Entries shown
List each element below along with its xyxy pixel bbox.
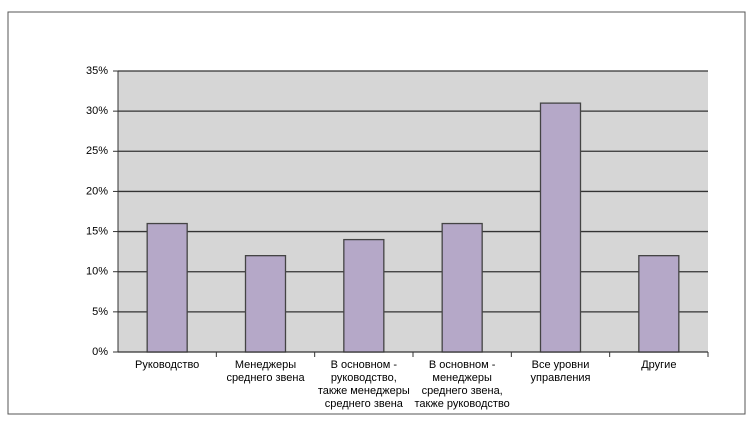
bar xyxy=(539,102,582,353)
bar xyxy=(146,222,188,353)
bar xyxy=(244,255,287,353)
y-tick-label: 25% xyxy=(86,145,108,157)
x-tick-label: В основном - менеджеры среднего звена, т… xyxy=(414,359,510,410)
y-tick-label: 15% xyxy=(86,225,108,237)
bar xyxy=(441,222,483,353)
x-tick-label: Все уровни управления xyxy=(530,359,591,384)
y-tick-label: 30% xyxy=(86,105,108,117)
y-tick-label: 0% xyxy=(92,346,108,358)
y-tick-label: 35% xyxy=(86,65,108,77)
x-tick-label: Другие xyxy=(641,359,677,371)
x-tick-label: В основном - руководство, также менеджер… xyxy=(317,359,410,410)
y-tick-label: 20% xyxy=(86,185,108,197)
plot-area xyxy=(118,71,708,352)
y-tick-label: 5% xyxy=(92,306,108,318)
bar xyxy=(638,255,680,353)
y-tick-label: 10% xyxy=(86,266,108,278)
bar xyxy=(343,238,385,353)
x-tick-label: Руководство xyxy=(135,359,200,371)
x-tick-label: Менеджеры среднего звена xyxy=(226,359,305,384)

Task details
Reproduce every entry above character for character and in the same order, leaving the picture out.

Solution
List each element below along with its xyxy pixel bbox.
bar xyxy=(539,102,582,353)
bar xyxy=(146,222,188,353)
bar xyxy=(244,255,287,353)
y-tick-label: 25% xyxy=(86,145,108,157)
x-tick-label: В основном - менеджеры среднего звена, т… xyxy=(414,359,510,410)
y-tick-label: 15% xyxy=(86,225,108,237)
bar xyxy=(441,222,483,353)
x-tick-label: Все уровни управления xyxy=(530,359,591,384)
y-tick-label: 30% xyxy=(86,105,108,117)
y-tick-label: 0% xyxy=(92,346,108,358)
y-tick-label: 35% xyxy=(86,65,108,77)
x-tick-label: Другие xyxy=(641,359,677,371)
x-tick-label: В основном - руководство, также менеджер… xyxy=(317,359,410,410)
y-tick-label: 20% xyxy=(86,185,108,197)
plot-area xyxy=(118,71,708,352)
y-tick-label: 5% xyxy=(92,306,108,318)
bar xyxy=(638,255,680,353)
y-tick-label: 10% xyxy=(86,266,108,278)
bar xyxy=(343,238,385,353)
x-tick-label: Руководство xyxy=(135,359,200,371)
x-tick-label: Менеджеры среднего звена xyxy=(226,359,305,384)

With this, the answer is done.